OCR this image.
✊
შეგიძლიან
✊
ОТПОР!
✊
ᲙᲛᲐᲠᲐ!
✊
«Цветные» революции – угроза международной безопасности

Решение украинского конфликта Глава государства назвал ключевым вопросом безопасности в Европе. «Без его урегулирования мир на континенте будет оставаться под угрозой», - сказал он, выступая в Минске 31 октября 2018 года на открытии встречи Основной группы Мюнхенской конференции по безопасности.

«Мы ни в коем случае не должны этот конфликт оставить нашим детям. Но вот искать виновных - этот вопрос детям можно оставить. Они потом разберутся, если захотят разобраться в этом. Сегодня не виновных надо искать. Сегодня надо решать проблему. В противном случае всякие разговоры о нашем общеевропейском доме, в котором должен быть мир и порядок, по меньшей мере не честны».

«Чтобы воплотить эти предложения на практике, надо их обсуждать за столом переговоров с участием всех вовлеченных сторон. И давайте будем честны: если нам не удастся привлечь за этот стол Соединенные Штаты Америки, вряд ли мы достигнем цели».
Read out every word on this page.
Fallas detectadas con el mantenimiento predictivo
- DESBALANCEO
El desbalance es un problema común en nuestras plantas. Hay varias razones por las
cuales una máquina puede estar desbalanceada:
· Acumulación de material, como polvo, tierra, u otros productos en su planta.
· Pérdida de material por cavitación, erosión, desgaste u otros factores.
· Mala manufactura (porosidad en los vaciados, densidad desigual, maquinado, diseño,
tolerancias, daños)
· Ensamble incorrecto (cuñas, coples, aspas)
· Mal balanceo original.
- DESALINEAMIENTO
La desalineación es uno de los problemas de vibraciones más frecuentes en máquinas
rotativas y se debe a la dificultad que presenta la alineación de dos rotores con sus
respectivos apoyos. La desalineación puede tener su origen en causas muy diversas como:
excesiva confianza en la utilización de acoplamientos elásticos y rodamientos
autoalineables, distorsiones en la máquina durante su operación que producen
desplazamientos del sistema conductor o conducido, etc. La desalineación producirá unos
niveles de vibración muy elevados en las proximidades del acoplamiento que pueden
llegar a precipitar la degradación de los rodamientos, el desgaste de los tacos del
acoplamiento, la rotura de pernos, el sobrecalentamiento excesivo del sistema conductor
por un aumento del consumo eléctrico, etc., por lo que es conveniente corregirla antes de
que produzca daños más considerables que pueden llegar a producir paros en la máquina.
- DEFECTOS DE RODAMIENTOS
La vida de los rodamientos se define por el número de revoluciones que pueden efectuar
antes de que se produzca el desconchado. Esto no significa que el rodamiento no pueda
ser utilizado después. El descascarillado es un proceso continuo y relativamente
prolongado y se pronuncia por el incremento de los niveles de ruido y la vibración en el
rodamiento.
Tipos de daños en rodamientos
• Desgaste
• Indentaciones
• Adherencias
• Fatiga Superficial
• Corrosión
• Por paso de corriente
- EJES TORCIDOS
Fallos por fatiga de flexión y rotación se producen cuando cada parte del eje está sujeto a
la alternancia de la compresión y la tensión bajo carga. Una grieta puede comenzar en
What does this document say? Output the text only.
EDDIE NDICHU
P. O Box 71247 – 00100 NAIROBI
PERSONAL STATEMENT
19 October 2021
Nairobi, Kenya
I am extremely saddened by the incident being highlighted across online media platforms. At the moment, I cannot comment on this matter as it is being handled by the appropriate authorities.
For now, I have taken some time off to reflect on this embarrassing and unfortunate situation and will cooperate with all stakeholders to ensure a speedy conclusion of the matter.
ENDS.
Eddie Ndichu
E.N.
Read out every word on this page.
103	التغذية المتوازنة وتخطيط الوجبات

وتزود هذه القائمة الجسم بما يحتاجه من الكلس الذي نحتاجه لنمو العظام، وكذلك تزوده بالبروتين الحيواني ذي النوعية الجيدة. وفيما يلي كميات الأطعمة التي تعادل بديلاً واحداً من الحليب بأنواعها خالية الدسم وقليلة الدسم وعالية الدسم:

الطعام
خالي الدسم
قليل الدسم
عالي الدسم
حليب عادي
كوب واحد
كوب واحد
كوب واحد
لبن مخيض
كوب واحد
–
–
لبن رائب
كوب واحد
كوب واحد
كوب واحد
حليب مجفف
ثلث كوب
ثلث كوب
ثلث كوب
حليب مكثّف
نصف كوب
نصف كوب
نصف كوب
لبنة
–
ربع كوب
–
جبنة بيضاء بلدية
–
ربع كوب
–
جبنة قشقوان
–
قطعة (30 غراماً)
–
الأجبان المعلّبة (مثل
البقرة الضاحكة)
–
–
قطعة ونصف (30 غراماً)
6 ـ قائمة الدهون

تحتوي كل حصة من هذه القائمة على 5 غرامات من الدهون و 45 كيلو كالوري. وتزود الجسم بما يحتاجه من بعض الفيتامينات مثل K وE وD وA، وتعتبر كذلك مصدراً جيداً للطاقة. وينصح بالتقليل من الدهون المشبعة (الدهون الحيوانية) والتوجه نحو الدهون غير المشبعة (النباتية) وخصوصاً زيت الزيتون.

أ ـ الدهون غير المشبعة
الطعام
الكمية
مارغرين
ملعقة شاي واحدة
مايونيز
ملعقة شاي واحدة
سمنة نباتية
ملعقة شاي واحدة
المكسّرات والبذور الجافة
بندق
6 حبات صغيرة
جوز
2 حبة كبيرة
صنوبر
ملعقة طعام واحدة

□ □ □ □ □

▸ THE PROBLEM: Reproduce the full listing exactly.

▸ PROBLEM SOLUTION:
OCR this image.
✊
შეგიძლიან
✊
ОТПОР!
✊
ᲙᲛᲐᲠᲐ!
✊
«Цветные» революции – угроза международной безопасности

Решение украинского конфликта Глава государства назвал ключевым вопросом безопасности в Европе. «Без его урегулирования мир на континенте будет оставаться под угрозой», - сказал он, выступая в Минске 31 октября 2018 года на открытии встречи Основной группы Мюнхенской конференции по безопасности.

«Мы ни в коем случае не должны этот конфликт оставить нашим детям. Но вот искать виновных - этот вопрос детям можно оставить. Они потом разберутся, если захотят разобраться в этом. Сегодня не виновных надо искать. Сегодня надо решать проблему. В противном случае всякие разговоры о нашем общеевропейском доме, в котором должен быть мир и порядок, по меньшей мере не честны».

«Чтобы воплотить эти предложения на практике, надо их обсуждать за столом переговоров с участием всех вовлеченных сторон. И давайте будем честны: если нам не удастся привлечь за этот стол Соединенные Штаты Америки, вряд ли мы достигнем цели».
Read out every word on this page.
Fallas detectadas con el mantenimiento predictivo
- DESBALANCEO
El desbalance es un problema común en nuestras plantas. Hay varias razones por las
cuales una máquina puede estar desbalanceada:
· Acumulación de material, como polvo, tierra, u otros productos en su planta.
· Pérdida de material por cavitación, erosión, desgaste u otros factores.
· Mala manufactura (porosidad en los vaciados, densidad desigual, maquinado, diseño,
tolerancias, daños)
· Ensamble incorrecto (cuñas, coples, aspas)
· Mal balanceo original.
- DESALINEAMIENTO
La desalineación es uno de los problemas de vibraciones más frecuentes en máquinas
rotativas y se debe a la dificultad que presenta la alineación de dos rotores con sus
respectivos apoyos. La desalineación puede tener su origen en causas muy diversas como:
excesiva confianza en la utilización de acoplamientos elásticos y rodamientos
autoalineables, distorsiones en la máquina durante su operación que producen
desplazamientos del sistema conductor o conducido, etc. La desalineación producirá unos
niveles de vibración muy elevados en las proximidades del acoplamiento que pueden
llegar a precipitar la degradación de los rodamientos, el desgaste de los tacos del
acoplamiento, la rotura de pernos, el sobrecalentamiento excesivo del sistema conductor
por un aumento del consumo eléctrico, etc., por lo que es conveniente corregirla antes de
que produzca daños más considerables que pueden llegar a producir paros en la máquina.
- DEFECTOS DE RODAMIENTOS
La vida de los rodamientos se define por el número de revoluciones que pueden efectuar
antes de que se produzca el desconchado. Esto no significa que el rodamiento no pueda
ser utilizado después. El descascarillado es un proceso continuo y relativamente
prolongado y se pronuncia por el incremento de los niveles de ruido y la vibración en el
rodamiento.
Tipos de daños en rodamientos
• Desgaste
• Indentaciones
• Adherencias
• Fatiga Superficial
• Corrosión
• Por paso de corriente
- EJES TORCIDOS
Fallos por fatiga de flexión y rotación se producen cuando cada parte del eje está sujeto a
la alternancia de la compresión y la tensión bajo carga. Una grieta puede comenzar en
What does this document say? Output the text only.
EDDIE NDICHU
P. O Box 71247 – 00100 NAIROBI
PERSONAL STATEMENT
19 October 2021
Nairobi, Kenya
I am extremely saddened by the incident being highlighted across online media platforms. At the moment, I cannot comment on this matter as it is being handled by the appropriate authorities.
For now, I have taken some time off to reflect on this embarrassing and unfortunate situation and will cooperate with all stakeholders to ensure a speedy conclusion of the matter.
ENDS.
Eddie Ndichu
E.N.
Read out every word on this page.
103	التغذية المتوازنة وتخطيط الوجبات

وتزود هذه القائمة الجسم بما يحتاجه من الكلس الذي نحتاجه لنمو العظام، وكذلك تزوده بالبروتين الحيواني ذي النوعية الجيدة. وفيما يلي كميات الأطعمة التي تعادل بديلاً واحداً من الحليب بأنواعها خالية الدسم وقليلة الدسم وعالية الدسم:

الطعام
خالي الدسم
قليل الدسم
عالي الدسم
حليب عادي
كوب واحد
كوب واحد
كوب واحد
لبن مخيض
كوب واحد
–
–
لبن رائب
كوب واحد
كوب واحد
كوب واحد
حليب مجفف
ثلث كوب
ثلث كوب
ثلث كوب
حليب مكثّف
نصف كوب
نصف كوب
نصف كوب
لبنة
–
ربع كوب
–
جبنة بيضاء بلدية
–
ربع كوب
–
جبنة قشقوان
–
قطعة (30 غراماً)
–
الأجبان المعلّبة (مثل
البقرة الضاحكة)
–
–
قطعة ونصف (30 غراماً)
6 ـ قائمة الدهون

تحتوي كل حصة من هذه القائمة على 5 غرامات من الدهون و 45 كيلو كالوري. وتزود الجسم بما يحتاجه من بعض الفيتامينات مثل K وE وD وA، وتعتبر كذلك مصدراً جيداً للطاقة. وينصح بالتقليل من الدهون المشبعة (الدهون الحيوانية) والتوجه نحو الدهون غير المشبعة (النباتية) وخصوصاً زيت الزيتون.

أ ـ الدهون غير المشبعة
الطعام
الكمية
مارغرين
ملعقة شاي واحدة
مايونيز
ملعقة شاي واحدة
سمنة نباتية
ملعقة شاي واحدة
المكسّرات والبذور الجافة
بندق
6 حبات صغيرة
جوز
2 حبة كبيرة
صنوبر
ملعقة طعام واحدة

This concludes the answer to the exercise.